**** Document text ****
Say I am editing some file with vim (or gvim). I have no idea about the file's encoding and I want to know whether it is in UTF-8 or ISO-8859-1 or whatever? Can I somehow tell vim to show me what encoding is used?
The fileencoding setting shows the current buffer's encoding:
:set fileencoding
fileencoding=utf8
There really isn't a common way to determine the encoding of a plaintext file, as that information isn't saved in the file itself - except UTF-8 Files where you've got a so called BOM which indicates the Encoding. This is why xml and html files have charset metatags.
You can enforce a particular encoding with the 'encoding' setting. See :help encoding
and :help fileencoding
in Vim for how the editor handles these settings. You can also add several fileencoding settings to your vimrc to have vim try detecting based on the ones listed.
-
7Unfortunatelly, not correct. For Vim cannot find the encoding of the file you're reading. It is not written in the file. It can only guess based on the available characters in the file. For example a file with the text "abcdef" can be in several encodings, since practically all support those characters, but a file with "šđčćž" will likely be in CP1252. So, you're not reading the encoding from somewhere, but guessing what encoding could that be, and based on that displaying it properly. – Rook Aug 24 '09 at 14:29
-
6What you are doing here is explicitly setting the encoding, based on your observations of the file's contents. If you wish for vim to try several encoding, when opening a file, put several of them in the option in your _vimrc. – Rook Aug 24 '09 at 14:32
-
@ldigas, thanks for the feedback, I've updated the answer to be a bit more clear on that (I hope!) – jtimberman Aug 24 '09 at 15:18
-
I only wish that the answer were this easy. It's not, see my answer below for the 'right' way and explanation. – dotancohen Dec 26 '13 at 7:00
-
2Probably worth mentioning that BOMs are 1.) Not unique to UTF-8 -- though UTF-8's is distinct from other BOMs, 2.) Not required and often not found in UTF-8. – ruffin Oct 16 '14 at 15:09
Note that files' encoding is not explicitly stated anywhere in a file. Thus, VIM and other applications must guess at the encoding. The canonical way of doing this is with the chardet
application, which can be run from within VIM as so:
:!chardet %
The answer provided by jtimberman shows you the encoding of the current buffer which may not be the same encoding as the file on disk. Thus, you will notice that chardet
will sometimes show a different encoding than VIM, especially if you have VIM configured to always use a specific encoding (i.e. UTF-8).
**** Extracted data ****
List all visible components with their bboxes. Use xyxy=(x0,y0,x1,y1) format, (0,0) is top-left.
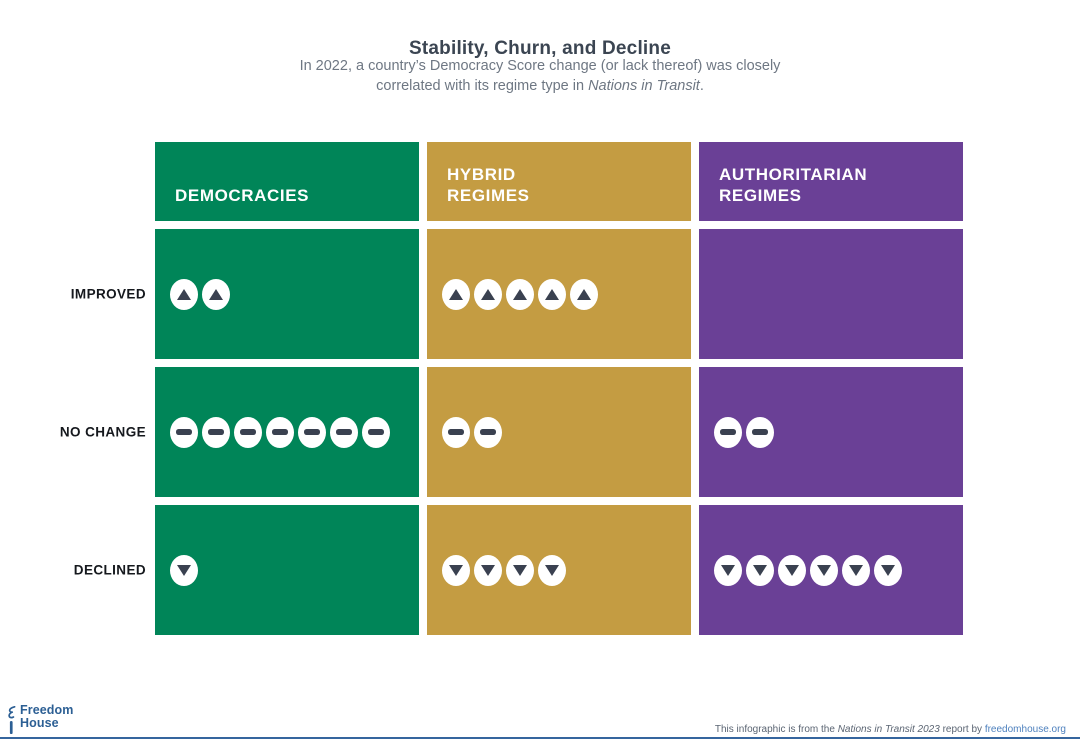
down-arrow-icon xyxy=(442,554,470,586)
down-arrow-icon xyxy=(506,554,534,586)
minus-icon xyxy=(714,416,742,448)
column-header-democracies: DEMOCRACIES xyxy=(155,142,419,221)
up-arrow-icon xyxy=(506,278,534,310)
column-header-hybrid-line1: HYBRID xyxy=(447,165,516,184)
bottom-accent-bar xyxy=(0,737,1080,739)
minus-icon xyxy=(266,416,294,448)
up-arrow-icon xyxy=(170,278,198,310)
minus-icon xyxy=(202,416,230,448)
column-header-authoritarian-line1: AUTHORITARIAN xyxy=(719,165,868,184)
cell-declined-democracies xyxy=(155,505,419,635)
logo-line1: Freedom xyxy=(20,703,74,717)
cell-declined-authoritarian-regimes xyxy=(699,505,963,635)
row-label-no-change: NO CHANGE xyxy=(59,424,146,440)
subtitle-line2-text: correlated with its regime type in xyxy=(376,78,589,94)
column-header-authoritarian-regimes: AUTHORITARIAN REGIMES xyxy=(699,142,963,221)
regime-matrix: DEMOCRACIES HYBRID REGIMES AUTHORITARIAN… xyxy=(155,142,963,635)
down-arrow-icon xyxy=(170,554,198,586)
cell-improved-hybrid-regimes xyxy=(427,229,691,359)
minus-icon xyxy=(170,416,198,448)
row-label-declined: DECLINED xyxy=(73,562,146,578)
down-arrow-icon xyxy=(874,554,902,586)
minus-icon xyxy=(474,416,502,448)
up-arrow-icon xyxy=(442,278,470,310)
down-arrow-icon xyxy=(746,554,774,586)
down-arrow-icon xyxy=(538,554,566,586)
column-header-hybrid-regimes: HYBRID REGIMES xyxy=(427,142,691,221)
down-arrow-icon xyxy=(714,554,742,586)
column-header-democracies-line1: DEMOCRACIES xyxy=(175,186,310,205)
up-arrow-icon xyxy=(202,278,230,310)
logo-text: Freedom House xyxy=(20,704,74,730)
down-arrow-icon xyxy=(778,554,806,586)
minus-icon xyxy=(362,416,390,448)
column-header-hybrid-line2: REGIMES xyxy=(447,186,530,205)
attribution-mid: report by xyxy=(939,724,985,735)
cell-declined-hybrid-regimes xyxy=(427,505,691,635)
subtitle-report-name: Nations in Transit xyxy=(588,78,700,94)
up-arrow-icon xyxy=(474,278,502,310)
cell-improved-authoritarian-regimes xyxy=(699,229,963,359)
down-arrow-icon xyxy=(842,554,870,586)
up-arrow-icon xyxy=(570,278,598,310)
minus-icon xyxy=(330,416,358,448)
attribution-report-name: Nations in Transit 2023 xyxy=(837,724,940,735)
page-title: Stability, Churn, and Decline xyxy=(409,37,671,59)
freedomhouse-link[interactable]: freedomhouse.org xyxy=(984,724,1066,735)
cell-improved-democracies xyxy=(155,229,419,359)
minus-icon xyxy=(234,416,262,448)
minus-icon xyxy=(298,416,326,448)
down-arrow-icon xyxy=(474,554,502,586)
subtitle-line2: correlated with its regime type in Natio… xyxy=(376,78,704,94)
torch-icon xyxy=(6,705,17,739)
attribution-text: This infographic is from the xyxy=(714,724,838,735)
cell-no-change-authoritarian-regimes xyxy=(699,367,963,497)
subtitle-line1: In 2022, a country’s Democracy Score cha… xyxy=(299,58,781,74)
logo-line2: House xyxy=(20,716,59,730)
cell-no-change-hybrid-regimes xyxy=(427,367,691,497)
up-arrow-icon xyxy=(538,278,566,310)
down-arrow-icon xyxy=(810,554,838,586)
subtitle: In 2022, a country’s Democracy Score cha… xyxy=(0,56,1080,96)
column-header-authoritarian-line2: REGIMES xyxy=(719,186,802,205)
minus-icon xyxy=(442,416,470,448)
minus-icon xyxy=(746,416,774,448)
freedom-house-logo: Freedom House xyxy=(6,704,74,739)
row-label-improved: IMPROVED xyxy=(70,286,146,302)
attribution: This infographic is from the Nations in … xyxy=(715,724,1066,735)
cell-no-change-democracies xyxy=(155,367,419,497)
subtitle-line2-period: . xyxy=(699,78,704,94)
****
» Task list:
[1] Answer these questions from the vim encoding thread:
(a) Which setting shows the current buffer's encoding?
(b) What do xml and html files have because a plaintext file doesn't save its encoding?
(c) What command runs chardet from within VIM?
[2] Rewrite the part of the vim encoding thread between "The fileencoding setting" and "have charset metatags.", inclusive, swapping "metatags" for "meta tags".

» Solutions:
[1]
(a) The fileencoding setting.
(b) Charset metatags.
(c) :!chardet %

[2]
The fileencoding setting shows the current buffer's encoding:
:set fileencoding
fileencoding=utf8
There really isn't a common way to determine the encoding of a plaintext file, as that information isn't saved in the file itself - except UTF-8 Files where you've got a so called BOM which indicates the Encoding. This is why xml and html files have charset meta tags.